### Task to carry out
In the material below, find all lines with the string "JSON" and copy them.

───── Dataset rows ─────

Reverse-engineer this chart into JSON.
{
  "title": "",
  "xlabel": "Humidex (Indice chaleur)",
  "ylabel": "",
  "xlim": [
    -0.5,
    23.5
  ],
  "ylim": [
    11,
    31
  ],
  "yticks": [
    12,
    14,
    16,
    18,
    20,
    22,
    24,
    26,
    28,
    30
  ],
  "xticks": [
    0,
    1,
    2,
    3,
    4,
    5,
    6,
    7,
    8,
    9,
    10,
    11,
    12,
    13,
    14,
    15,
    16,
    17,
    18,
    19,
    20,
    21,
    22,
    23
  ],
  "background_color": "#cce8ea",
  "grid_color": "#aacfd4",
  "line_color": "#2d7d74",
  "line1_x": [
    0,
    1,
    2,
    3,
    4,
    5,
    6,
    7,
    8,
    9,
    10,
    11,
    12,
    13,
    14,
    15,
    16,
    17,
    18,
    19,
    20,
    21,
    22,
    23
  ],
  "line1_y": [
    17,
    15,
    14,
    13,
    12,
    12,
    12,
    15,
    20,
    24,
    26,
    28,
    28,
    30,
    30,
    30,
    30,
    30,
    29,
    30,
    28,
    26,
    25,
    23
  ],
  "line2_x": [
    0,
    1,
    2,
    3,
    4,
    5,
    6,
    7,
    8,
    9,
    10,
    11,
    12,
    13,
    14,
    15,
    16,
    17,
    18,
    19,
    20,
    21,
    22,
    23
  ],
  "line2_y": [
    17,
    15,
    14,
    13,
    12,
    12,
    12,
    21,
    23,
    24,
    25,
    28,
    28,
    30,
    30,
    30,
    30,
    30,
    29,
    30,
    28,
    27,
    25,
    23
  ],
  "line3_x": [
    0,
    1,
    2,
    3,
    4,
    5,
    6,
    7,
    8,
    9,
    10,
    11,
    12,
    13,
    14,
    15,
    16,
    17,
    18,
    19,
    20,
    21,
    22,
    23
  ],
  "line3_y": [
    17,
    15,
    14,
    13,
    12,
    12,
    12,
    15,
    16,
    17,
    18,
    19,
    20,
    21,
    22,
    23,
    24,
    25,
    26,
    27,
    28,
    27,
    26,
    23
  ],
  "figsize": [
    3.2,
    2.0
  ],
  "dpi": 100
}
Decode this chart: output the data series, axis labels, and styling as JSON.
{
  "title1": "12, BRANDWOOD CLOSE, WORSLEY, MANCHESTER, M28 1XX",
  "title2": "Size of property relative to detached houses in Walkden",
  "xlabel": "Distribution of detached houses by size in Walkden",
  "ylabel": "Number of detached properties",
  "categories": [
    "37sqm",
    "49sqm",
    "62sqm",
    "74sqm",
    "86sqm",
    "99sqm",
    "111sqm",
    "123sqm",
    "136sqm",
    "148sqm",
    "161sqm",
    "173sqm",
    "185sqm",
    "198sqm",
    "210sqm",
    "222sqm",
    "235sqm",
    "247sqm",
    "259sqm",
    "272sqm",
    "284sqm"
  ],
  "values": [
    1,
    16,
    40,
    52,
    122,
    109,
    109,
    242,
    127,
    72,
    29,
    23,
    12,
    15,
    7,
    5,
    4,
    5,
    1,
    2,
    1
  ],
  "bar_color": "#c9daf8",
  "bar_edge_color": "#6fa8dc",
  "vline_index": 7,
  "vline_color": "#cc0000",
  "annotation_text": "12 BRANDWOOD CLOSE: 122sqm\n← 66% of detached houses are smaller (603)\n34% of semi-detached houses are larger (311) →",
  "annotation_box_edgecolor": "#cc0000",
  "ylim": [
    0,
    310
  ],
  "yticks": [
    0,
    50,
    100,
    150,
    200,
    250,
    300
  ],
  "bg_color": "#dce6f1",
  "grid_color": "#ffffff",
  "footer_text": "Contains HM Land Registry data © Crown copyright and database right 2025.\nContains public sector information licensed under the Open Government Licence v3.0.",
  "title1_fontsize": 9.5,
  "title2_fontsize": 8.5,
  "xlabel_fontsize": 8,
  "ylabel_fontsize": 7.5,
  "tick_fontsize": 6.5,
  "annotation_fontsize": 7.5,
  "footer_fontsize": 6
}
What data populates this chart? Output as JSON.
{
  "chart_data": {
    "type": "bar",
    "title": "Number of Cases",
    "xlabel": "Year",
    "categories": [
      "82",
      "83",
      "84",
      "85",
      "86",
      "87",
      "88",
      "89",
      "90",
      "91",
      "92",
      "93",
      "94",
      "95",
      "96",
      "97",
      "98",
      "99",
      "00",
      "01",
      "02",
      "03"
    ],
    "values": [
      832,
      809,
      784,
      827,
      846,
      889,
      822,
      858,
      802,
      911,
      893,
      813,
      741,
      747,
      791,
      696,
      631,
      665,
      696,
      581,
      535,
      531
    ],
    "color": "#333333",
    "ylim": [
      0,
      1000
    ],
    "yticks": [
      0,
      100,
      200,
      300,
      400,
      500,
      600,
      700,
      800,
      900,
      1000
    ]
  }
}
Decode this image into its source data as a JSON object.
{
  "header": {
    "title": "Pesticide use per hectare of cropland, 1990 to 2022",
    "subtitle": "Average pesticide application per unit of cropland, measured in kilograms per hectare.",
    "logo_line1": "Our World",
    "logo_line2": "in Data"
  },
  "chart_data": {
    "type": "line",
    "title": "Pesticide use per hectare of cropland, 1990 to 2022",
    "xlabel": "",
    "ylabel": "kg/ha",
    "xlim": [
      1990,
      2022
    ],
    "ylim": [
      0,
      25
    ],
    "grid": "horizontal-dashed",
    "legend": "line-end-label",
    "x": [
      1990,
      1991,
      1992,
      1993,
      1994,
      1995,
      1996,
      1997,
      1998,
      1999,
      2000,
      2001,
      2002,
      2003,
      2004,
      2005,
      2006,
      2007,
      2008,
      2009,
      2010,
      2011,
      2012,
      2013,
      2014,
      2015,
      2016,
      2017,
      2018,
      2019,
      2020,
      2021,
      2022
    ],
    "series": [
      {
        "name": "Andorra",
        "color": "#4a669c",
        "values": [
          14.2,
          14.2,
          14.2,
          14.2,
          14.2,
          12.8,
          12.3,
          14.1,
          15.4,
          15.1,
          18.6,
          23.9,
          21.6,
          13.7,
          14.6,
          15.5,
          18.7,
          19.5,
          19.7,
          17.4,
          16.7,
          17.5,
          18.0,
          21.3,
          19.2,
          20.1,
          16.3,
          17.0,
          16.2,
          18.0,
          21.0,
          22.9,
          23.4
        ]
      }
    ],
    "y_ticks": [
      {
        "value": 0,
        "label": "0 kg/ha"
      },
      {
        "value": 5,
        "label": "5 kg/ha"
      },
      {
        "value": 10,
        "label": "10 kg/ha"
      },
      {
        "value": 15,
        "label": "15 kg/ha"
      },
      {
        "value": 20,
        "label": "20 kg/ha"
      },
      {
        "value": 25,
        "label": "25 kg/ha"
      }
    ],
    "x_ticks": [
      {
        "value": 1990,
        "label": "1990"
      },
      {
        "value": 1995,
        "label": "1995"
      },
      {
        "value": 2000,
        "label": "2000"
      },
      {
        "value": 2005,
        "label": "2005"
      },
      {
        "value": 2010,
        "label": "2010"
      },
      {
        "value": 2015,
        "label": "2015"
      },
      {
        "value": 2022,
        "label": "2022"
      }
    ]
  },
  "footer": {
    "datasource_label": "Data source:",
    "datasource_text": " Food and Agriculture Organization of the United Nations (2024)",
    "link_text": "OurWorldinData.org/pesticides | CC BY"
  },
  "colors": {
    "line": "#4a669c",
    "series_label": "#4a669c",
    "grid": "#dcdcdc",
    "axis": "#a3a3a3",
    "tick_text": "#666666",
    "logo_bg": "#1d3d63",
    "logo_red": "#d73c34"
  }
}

─────

### Answer
Reverse-engineer this chart into JSON.
Decode this chart: output the data series, axis labels, and styling as JSON.
What data populates this chart? Output as JSON.
Decode this image into its source data as a JSON object.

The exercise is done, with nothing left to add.